§ Set task
Only the number is wanted: count the lines that include the word "inguinale".

(Dataset items)
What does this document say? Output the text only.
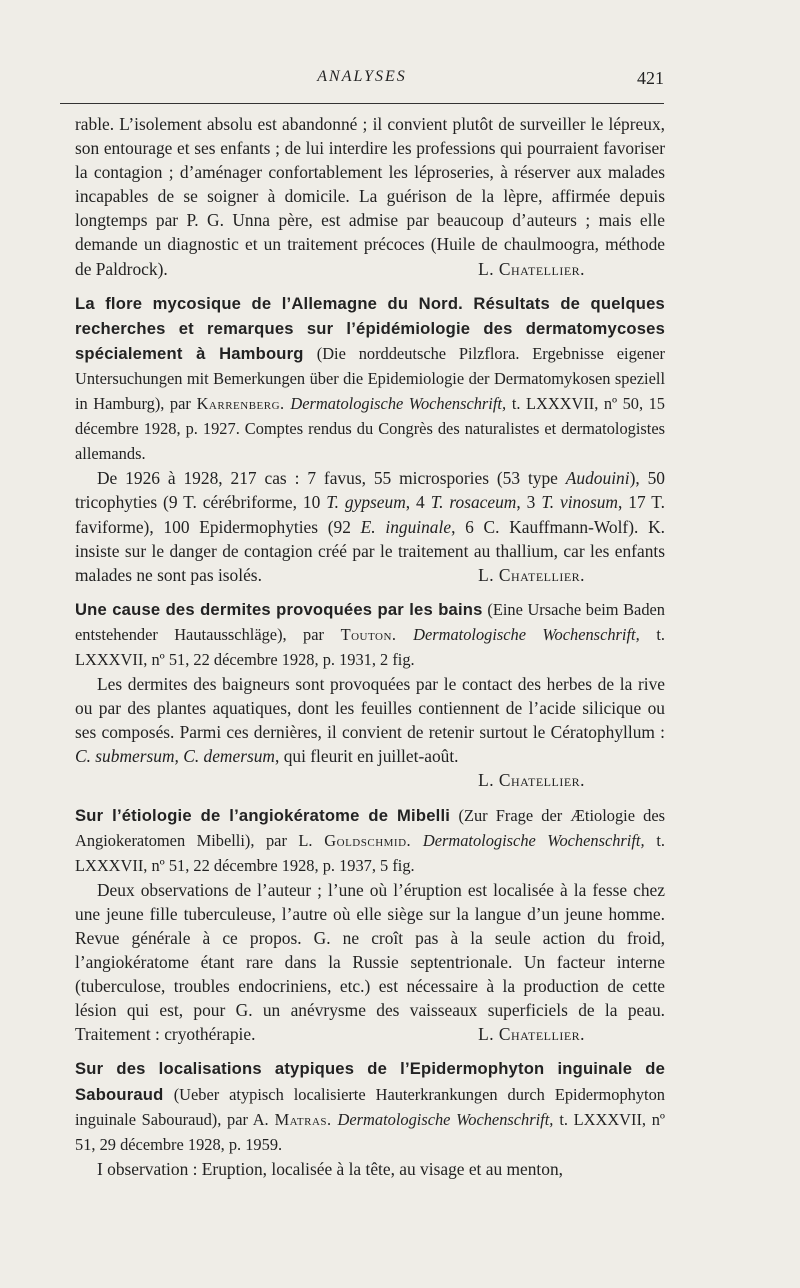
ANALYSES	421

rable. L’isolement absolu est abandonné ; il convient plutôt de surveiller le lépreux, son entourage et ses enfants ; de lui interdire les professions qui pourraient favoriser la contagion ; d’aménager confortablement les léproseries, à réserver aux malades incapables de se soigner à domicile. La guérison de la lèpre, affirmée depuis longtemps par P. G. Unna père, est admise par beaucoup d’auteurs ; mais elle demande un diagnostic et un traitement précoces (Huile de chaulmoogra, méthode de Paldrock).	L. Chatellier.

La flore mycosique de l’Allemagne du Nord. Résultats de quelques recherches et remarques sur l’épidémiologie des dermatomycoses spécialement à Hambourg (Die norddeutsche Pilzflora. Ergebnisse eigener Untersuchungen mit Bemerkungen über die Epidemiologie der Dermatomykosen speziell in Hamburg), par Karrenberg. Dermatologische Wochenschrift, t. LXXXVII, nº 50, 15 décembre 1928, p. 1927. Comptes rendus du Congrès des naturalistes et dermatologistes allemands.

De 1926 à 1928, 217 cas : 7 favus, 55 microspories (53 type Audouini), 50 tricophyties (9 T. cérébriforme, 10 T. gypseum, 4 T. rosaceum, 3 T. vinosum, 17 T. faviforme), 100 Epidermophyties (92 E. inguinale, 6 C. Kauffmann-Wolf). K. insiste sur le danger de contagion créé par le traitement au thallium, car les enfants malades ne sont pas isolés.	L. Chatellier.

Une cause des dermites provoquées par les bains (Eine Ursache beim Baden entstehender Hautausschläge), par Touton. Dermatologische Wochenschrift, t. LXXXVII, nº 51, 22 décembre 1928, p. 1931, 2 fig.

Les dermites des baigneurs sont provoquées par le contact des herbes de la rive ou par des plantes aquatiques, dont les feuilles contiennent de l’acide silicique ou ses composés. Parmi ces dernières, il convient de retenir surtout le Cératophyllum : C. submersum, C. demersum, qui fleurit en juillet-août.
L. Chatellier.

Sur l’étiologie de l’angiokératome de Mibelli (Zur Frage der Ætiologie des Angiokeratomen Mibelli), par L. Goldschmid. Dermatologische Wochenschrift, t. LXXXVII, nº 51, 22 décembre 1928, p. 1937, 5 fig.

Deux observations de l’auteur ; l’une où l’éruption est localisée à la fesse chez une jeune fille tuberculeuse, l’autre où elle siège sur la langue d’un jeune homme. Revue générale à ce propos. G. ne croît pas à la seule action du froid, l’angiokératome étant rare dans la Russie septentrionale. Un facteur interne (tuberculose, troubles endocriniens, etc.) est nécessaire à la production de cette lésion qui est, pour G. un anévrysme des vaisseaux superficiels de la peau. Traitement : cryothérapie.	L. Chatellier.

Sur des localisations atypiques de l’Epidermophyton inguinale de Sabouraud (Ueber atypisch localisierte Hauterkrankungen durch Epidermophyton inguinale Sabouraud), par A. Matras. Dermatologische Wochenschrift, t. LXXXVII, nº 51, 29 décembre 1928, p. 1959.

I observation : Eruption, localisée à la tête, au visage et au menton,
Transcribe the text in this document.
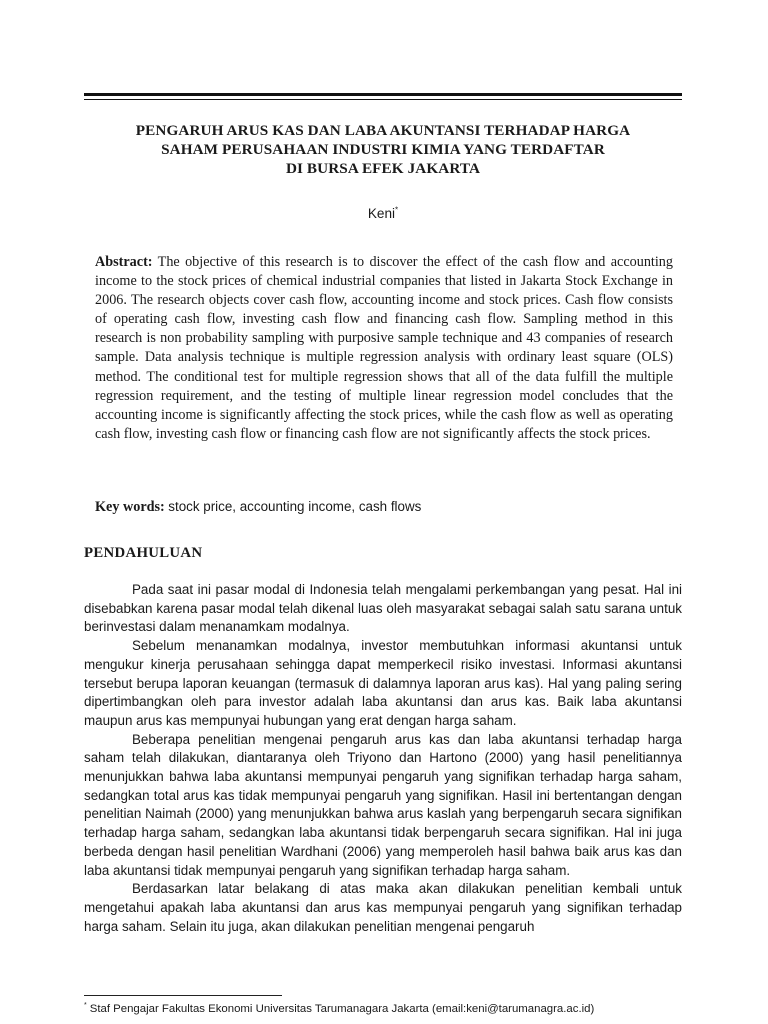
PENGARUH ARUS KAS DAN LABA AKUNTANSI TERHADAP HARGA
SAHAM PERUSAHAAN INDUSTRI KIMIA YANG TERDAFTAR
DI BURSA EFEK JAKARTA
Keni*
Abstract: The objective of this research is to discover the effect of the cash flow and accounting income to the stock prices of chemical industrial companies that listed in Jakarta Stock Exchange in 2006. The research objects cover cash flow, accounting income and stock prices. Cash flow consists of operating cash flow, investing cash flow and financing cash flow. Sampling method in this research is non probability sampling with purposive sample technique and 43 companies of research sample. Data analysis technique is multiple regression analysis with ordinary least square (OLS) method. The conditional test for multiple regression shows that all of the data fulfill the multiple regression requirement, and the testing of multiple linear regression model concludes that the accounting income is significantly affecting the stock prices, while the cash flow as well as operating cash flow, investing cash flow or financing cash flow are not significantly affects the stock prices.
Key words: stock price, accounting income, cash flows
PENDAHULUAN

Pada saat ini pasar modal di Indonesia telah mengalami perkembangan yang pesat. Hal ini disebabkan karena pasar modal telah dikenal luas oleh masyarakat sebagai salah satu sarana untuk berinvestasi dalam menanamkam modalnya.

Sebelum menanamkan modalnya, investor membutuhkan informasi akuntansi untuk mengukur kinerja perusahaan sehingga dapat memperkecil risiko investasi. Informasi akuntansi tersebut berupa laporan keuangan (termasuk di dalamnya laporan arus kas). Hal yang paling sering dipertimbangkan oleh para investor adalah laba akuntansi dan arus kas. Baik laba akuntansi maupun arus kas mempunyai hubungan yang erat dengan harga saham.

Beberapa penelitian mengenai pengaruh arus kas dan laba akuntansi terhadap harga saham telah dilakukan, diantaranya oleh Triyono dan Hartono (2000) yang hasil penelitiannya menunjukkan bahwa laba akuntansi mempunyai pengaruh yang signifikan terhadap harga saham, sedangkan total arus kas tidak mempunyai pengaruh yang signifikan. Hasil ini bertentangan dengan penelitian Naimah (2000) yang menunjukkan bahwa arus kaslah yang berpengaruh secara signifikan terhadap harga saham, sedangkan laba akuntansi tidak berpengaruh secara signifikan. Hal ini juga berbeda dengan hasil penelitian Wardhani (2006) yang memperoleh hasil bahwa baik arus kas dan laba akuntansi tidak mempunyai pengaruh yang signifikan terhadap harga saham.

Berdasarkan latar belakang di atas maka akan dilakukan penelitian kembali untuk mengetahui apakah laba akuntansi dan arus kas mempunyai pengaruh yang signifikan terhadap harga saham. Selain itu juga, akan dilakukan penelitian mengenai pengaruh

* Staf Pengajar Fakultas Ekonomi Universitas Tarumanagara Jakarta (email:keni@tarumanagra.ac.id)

§ Task response
2